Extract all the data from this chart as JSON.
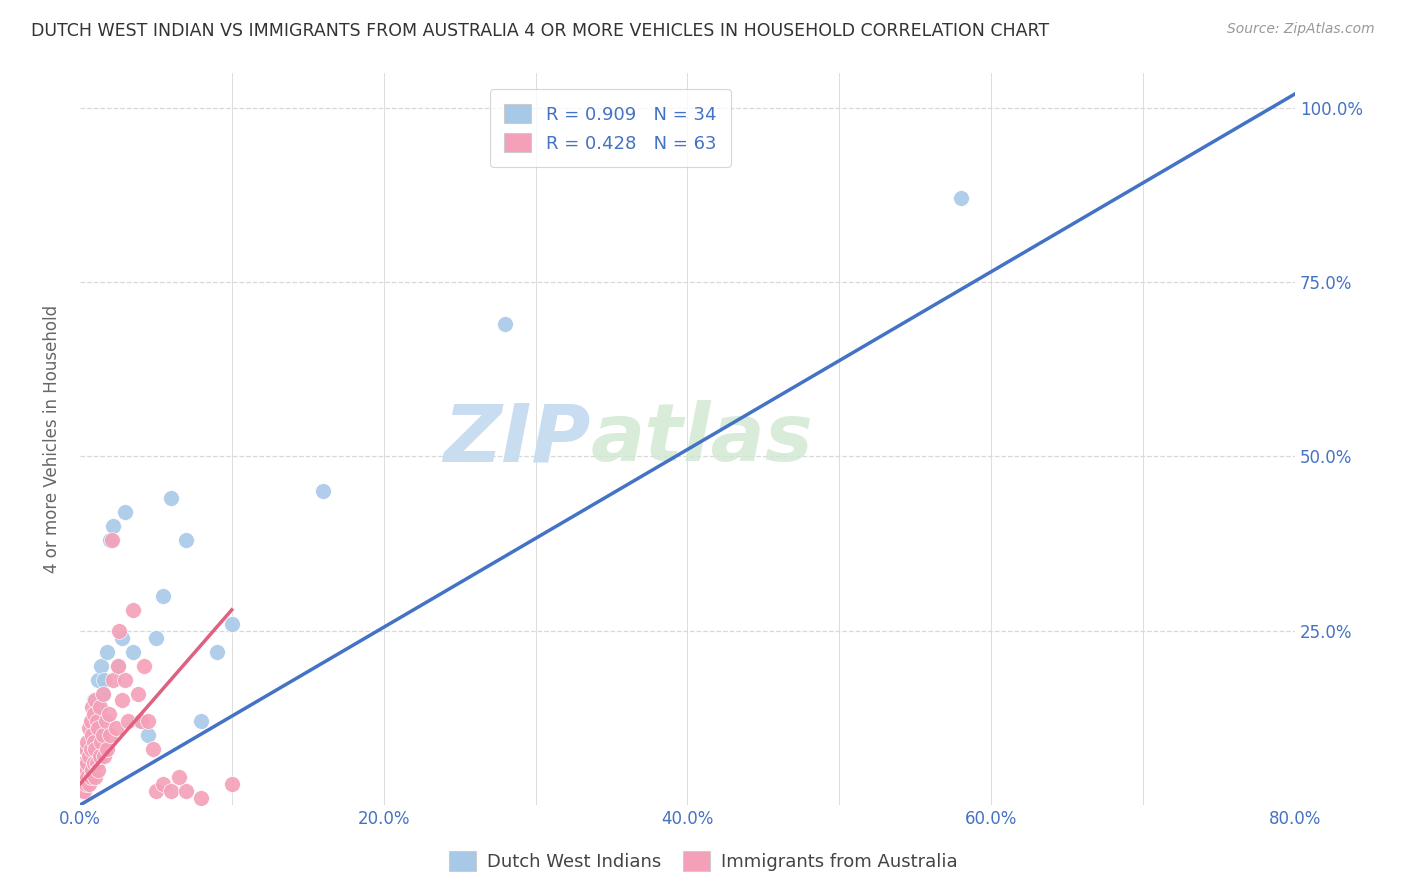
{
  "title": "DUTCH WEST INDIAN VS IMMIGRANTS FROM AUSTRALIA 4 OR MORE VEHICLES IN HOUSEHOLD CORRELATION CHART",
  "source": "Source: ZipAtlas.com",
  "ylabel": "4 or more Vehicles in Household",
  "xlim": [
    0.0,
    0.8
  ],
  "ylim": [
    0.0,
    1.05
  ],
  "xtick_labels": [
    "0.0%",
    "",
    "20.0%",
    "",
    "40.0%",
    "",
    "60.0%",
    "",
    "80.0%"
  ],
  "xtick_values": [
    0.0,
    0.1,
    0.2,
    0.3,
    0.4,
    0.5,
    0.6,
    0.7,
    0.8
  ],
  "ytick_labels": [
    "25.0%",
    "50.0%",
    "75.0%",
    "100.0%"
  ],
  "ytick_values": [
    0.25,
    0.5,
    0.75,
    1.0
  ],
  "blue_color": "#a8c8e8",
  "blue_line_color": "#4472c4",
  "pink_color": "#f4a0b8",
  "pink_line_color": "#e06080",
  "legend_text_color": "#4472c4",
  "title_color": "#333333",
  "source_color": "#999999",
  "watermark_color": "#d8e8f4",
  "grid_color": "#d8d8d8",
  "R_blue": 0.909,
  "N_blue": 34,
  "R_pink": 0.428,
  "N_pink": 63,
  "blue_scatter_x": [
    0.002,
    0.003,
    0.004,
    0.005,
    0.006,
    0.007,
    0.008,
    0.009,
    0.01,
    0.011,
    0.012,
    0.013,
    0.014,
    0.015,
    0.016,
    0.018,
    0.02,
    0.022,
    0.025,
    0.028,
    0.03,
    0.035,
    0.04,
    0.045,
    0.05,
    0.055,
    0.06,
    0.07,
    0.08,
    0.09,
    0.1,
    0.16,
    0.28,
    0.58
  ],
  "blue_scatter_y": [
    0.05,
    0.04,
    0.06,
    0.08,
    0.05,
    0.1,
    0.12,
    0.15,
    0.08,
    0.14,
    0.18,
    0.12,
    0.2,
    0.16,
    0.18,
    0.22,
    0.38,
    0.4,
    0.2,
    0.24,
    0.42,
    0.22,
    0.12,
    0.1,
    0.24,
    0.3,
    0.44,
    0.38,
    0.12,
    0.22,
    0.26,
    0.45,
    0.69,
    0.87
  ],
  "pink_scatter_x": [
    0.001,
    0.001,
    0.002,
    0.002,
    0.003,
    0.003,
    0.003,
    0.004,
    0.004,
    0.004,
    0.005,
    0.005,
    0.005,
    0.006,
    0.006,
    0.006,
    0.007,
    0.007,
    0.007,
    0.008,
    0.008,
    0.008,
    0.009,
    0.009,
    0.009,
    0.01,
    0.01,
    0.01,
    0.011,
    0.011,
    0.012,
    0.012,
    0.013,
    0.013,
    0.014,
    0.015,
    0.015,
    0.016,
    0.017,
    0.018,
    0.019,
    0.02,
    0.021,
    0.022,
    0.024,
    0.025,
    0.026,
    0.028,
    0.03,
    0.032,
    0.035,
    0.038,
    0.04,
    0.042,
    0.045,
    0.048,
    0.05,
    0.055,
    0.06,
    0.065,
    0.07,
    0.08,
    0.1
  ],
  "pink_scatter_y": [
    0.02,
    0.04,
    0.03,
    0.05,
    0.02,
    0.04,
    0.06,
    0.03,
    0.05,
    0.08,
    0.04,
    0.06,
    0.09,
    0.03,
    0.07,
    0.11,
    0.04,
    0.08,
    0.12,
    0.05,
    0.1,
    0.14,
    0.06,
    0.09,
    0.13,
    0.04,
    0.08,
    0.15,
    0.06,
    0.12,
    0.05,
    0.11,
    0.07,
    0.14,
    0.09,
    0.16,
    0.1,
    0.07,
    0.12,
    0.08,
    0.13,
    0.1,
    0.38,
    0.18,
    0.11,
    0.2,
    0.25,
    0.15,
    0.18,
    0.12,
    0.28,
    0.16,
    0.12,
    0.2,
    0.12,
    0.08,
    0.02,
    0.03,
    0.02,
    0.04,
    0.02,
    0.01,
    0.03
  ],
  "blue_line_x0": 0.0,
  "blue_line_y0": 0.0,
  "blue_line_x1": 0.8,
  "blue_line_y1": 1.02,
  "pink_line_x0": 0.0,
  "pink_line_y0": 0.03,
  "pink_line_x1": 0.1,
  "pink_line_y1": 0.28
}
........
WHAT YOU HAVE TO DO:
Write out the whole listing exactly, and drop the pictures.

SOLUTION TO THE PROBLEM:
Extract all the data from this chart as JSON.
{
  "title": "DUTCH WEST INDIAN VS IMMIGRANTS FROM AUSTRALIA 4 OR MORE VEHICLES IN HOUSEHOLD CORRELATION CHART",
  "source": "Source: ZipAtlas.com",
  "ylabel": "4 or more Vehicles in Household",
  "xlim": [
    0.0,
    0.8
  ],
  "ylim": [
    0.0,
    1.05
  ],
  "xtick_labels": [
    "0.0%",
    "",
    "20.0%",
    "",
    "40.0%",
    "",
    "60.0%",
    "",
    "80.0%"
  ],
  "xtick_values": [
    0.0,
    0.1,
    0.2,
    0.3,
    0.4,
    0.5,
    0.6,
    0.7,
    0.8
  ],
  "ytick_labels": [
    "25.0%",
    "50.0%",
    "75.0%",
    "100.0%"
  ],
  "ytick_values": [
    0.25,
    0.5,
    0.75,
    1.0
  ],
  "blue_color": "#a8c8e8",
  "blue_line_color": "#4472c4",
  "pink_color": "#f4a0b8",
  "pink_line_color": "#e06080",
  "legend_text_color": "#4472c4",
  "title_color": "#333333",
  "source_color": "#999999",
  "watermark_color": "#d8e8f4",
  "grid_color": "#d8d8d8",
  "R_blue": 0.909,
  "N_blue": 34,
  "R_pink": 0.428,
  "N_pink": 63,
  "blue_scatter_x": [
    0.002,
    0.003,
    0.004,
    0.005,
    0.006,
    0.007,
    0.008,
    0.009,
    0.01,
    0.011,
    0.012,
    0.013,
    0.014,
    0.015,
    0.016,
    0.018,
    0.02,
    0.022,
    0.025,
    0.028,
    0.03,
    0.035,
    0.04,
    0.045,
    0.05,
    0.055,
    0.06,
    0.07,
    0.08,
    0.09,
    0.1,
    0.16,
    0.28,
    0.58
  ],
  "blue_scatter_y": [
    0.05,
    0.04,
    0.06,
    0.08,
    0.05,
    0.1,
    0.12,
    0.15,
    0.08,
    0.14,
    0.18,
    0.12,
    0.2,
    0.16,
    0.18,
    0.22,
    0.38,
    0.4,
    0.2,
    0.24,
    0.42,
    0.22,
    0.12,
    0.1,
    0.24,
    0.3,
    0.44,
    0.38,
    0.12,
    0.22,
    0.26,
    0.45,
    0.69,
    0.87
  ],
  "pink_scatter_x": [
    0.001,
    0.001,
    0.002,
    0.002,
    0.003,
    0.003,
    0.003,
    0.004,
    0.004,
    0.004,
    0.005,
    0.005,
    0.005,
    0.006,
    0.006,
    0.006,
    0.007,
    0.007,
    0.007,
    0.008,
    0.008,
    0.008,
    0.009,
    0.009,
    0.009,
    0.01,
    0.01,
    0.01,
    0.011,
    0.011,
    0.012,
    0.012,
    0.013,
    0.013,
    0.014,
    0.015,
    0.015,
    0.016,
    0.017,
    0.018,
    0.019,
    0.02,
    0.021,
    0.022,
    0.024,
    0.025,
    0.026,
    0.028,
    0.03,
    0.032,
    0.035,
    0.038,
    0.04,
    0.042,
    0.045,
    0.048,
    0.05,
    0.055,
    0.06,
    0.065,
    0.07,
    0.08,
    0.1
  ],
  "pink_scatter_y": [
    0.02,
    0.04,
    0.03,
    0.05,
    0.02,
    0.04,
    0.06,
    0.03,
    0.05,
    0.08,
    0.04,
    0.06,
    0.09,
    0.03,
    0.07,
    0.11,
    0.04,
    0.08,
    0.12,
    0.05,
    0.1,
    0.14,
    0.06,
    0.09,
    0.13,
    0.04,
    0.08,
    0.15,
    0.06,
    0.12,
    0.05,
    0.11,
    0.07,
    0.14,
    0.09,
    0.16,
    0.1,
    0.07,
    0.12,
    0.08,
    0.13,
    0.1,
    0.38,
    0.18,
    0.11,
    0.2,
    0.25,
    0.15,
    0.18,
    0.12,
    0.28,
    0.16,
    0.12,
    0.2,
    0.12,
    0.08,
    0.02,
    0.03,
    0.02,
    0.04,
    0.02,
    0.01,
    0.03
  ],
  "blue_line_x0": 0.0,
  "blue_line_y0": 0.0,
  "blue_line_x1": 0.8,
  "blue_line_y1": 1.02,
  "pink_line_x0": 0.0,
  "pink_line_y0": 0.03,
  "pink_line_x1": 0.1,
  "pink_line_y1": 0.28
}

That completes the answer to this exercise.